Collection entries
——

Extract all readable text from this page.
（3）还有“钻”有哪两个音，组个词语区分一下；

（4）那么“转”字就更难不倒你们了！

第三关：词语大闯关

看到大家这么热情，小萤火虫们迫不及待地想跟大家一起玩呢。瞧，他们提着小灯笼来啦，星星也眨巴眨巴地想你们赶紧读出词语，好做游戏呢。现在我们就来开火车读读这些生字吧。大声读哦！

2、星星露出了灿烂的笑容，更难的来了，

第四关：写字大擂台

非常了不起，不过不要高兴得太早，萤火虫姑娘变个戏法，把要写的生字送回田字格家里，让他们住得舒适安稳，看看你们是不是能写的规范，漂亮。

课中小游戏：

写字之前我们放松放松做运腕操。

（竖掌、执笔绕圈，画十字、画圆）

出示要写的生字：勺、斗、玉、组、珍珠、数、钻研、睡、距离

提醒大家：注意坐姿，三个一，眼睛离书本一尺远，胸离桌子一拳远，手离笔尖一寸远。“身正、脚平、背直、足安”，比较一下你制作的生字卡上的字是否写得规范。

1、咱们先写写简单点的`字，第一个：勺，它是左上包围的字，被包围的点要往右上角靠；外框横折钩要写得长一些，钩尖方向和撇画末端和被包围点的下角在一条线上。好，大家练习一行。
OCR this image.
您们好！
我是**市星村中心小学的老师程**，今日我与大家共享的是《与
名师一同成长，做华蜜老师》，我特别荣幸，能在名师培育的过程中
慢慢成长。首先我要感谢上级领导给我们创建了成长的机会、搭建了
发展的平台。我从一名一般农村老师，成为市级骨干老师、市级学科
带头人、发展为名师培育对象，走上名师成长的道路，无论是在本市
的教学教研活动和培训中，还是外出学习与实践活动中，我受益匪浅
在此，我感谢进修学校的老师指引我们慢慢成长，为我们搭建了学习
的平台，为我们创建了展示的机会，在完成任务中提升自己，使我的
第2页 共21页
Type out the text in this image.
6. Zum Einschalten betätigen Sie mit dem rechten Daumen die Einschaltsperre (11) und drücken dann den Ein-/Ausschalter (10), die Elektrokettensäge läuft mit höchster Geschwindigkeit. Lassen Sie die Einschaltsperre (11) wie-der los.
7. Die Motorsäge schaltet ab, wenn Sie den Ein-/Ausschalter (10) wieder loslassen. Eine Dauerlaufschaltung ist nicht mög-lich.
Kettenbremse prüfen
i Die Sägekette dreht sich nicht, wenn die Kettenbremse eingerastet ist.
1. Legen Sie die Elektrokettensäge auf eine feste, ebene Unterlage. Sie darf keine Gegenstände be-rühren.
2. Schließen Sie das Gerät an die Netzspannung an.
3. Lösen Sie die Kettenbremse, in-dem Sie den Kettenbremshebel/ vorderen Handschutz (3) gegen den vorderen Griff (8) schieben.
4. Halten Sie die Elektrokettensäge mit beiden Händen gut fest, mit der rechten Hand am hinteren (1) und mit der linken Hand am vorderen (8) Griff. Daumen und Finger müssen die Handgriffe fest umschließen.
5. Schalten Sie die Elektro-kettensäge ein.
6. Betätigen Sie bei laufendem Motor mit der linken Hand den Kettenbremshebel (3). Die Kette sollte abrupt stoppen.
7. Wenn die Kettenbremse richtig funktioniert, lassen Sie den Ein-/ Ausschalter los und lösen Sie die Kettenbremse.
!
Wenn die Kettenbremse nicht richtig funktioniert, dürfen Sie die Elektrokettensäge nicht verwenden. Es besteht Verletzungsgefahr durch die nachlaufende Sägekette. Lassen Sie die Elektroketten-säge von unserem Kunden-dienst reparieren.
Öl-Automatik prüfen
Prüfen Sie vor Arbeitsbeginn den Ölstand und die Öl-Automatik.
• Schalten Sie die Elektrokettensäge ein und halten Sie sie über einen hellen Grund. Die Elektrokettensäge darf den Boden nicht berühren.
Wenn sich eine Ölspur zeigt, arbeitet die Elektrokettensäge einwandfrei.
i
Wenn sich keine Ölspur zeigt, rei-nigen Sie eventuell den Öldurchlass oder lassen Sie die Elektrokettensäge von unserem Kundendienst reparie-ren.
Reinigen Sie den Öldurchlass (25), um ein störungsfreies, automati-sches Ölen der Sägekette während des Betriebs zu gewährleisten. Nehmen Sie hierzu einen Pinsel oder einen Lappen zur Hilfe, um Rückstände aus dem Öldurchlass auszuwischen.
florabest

——

→ **PROBLEM DESCRIPTION**
Using the material above, work out how many lines contain the string "funktioniert". Give that number alone.

→ **OUTPUT OF THE EXERCISE**
2